[Collected data entries]
--*--

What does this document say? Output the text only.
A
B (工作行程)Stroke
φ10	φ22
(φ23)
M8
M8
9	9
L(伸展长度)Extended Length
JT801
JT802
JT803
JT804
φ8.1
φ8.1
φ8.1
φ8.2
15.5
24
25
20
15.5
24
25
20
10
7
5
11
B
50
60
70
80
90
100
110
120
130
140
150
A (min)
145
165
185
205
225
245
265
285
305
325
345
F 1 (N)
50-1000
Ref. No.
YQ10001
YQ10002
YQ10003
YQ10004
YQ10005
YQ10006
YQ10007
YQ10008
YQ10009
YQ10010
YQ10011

--*--

Exercise task: Each record above should be returned exactly as it appears.

The completed task:
What does this document say? Output the text only.
A
B (工作行程)Stroke
φ10	φ22
(φ23)
M8
M8
9	9
L(伸展长度)Extended Length
JT801
JT802
JT803
JT804
φ8.1
φ8.1
φ8.1
φ8.2
15.5
24
25
20
15.5
24
25
20
10
7
5
11
B
50
60
70
80
90
100
110
120
130
140
150
A (min)
145
165
185
205
225
245
265
285
305
325
345
F 1 (N)
50-1000
Ref. No.
YQ10001
YQ10002
YQ10003
YQ10004
YQ10005
YQ10006
YQ10007
YQ10008
YQ10009
YQ10010
YQ10011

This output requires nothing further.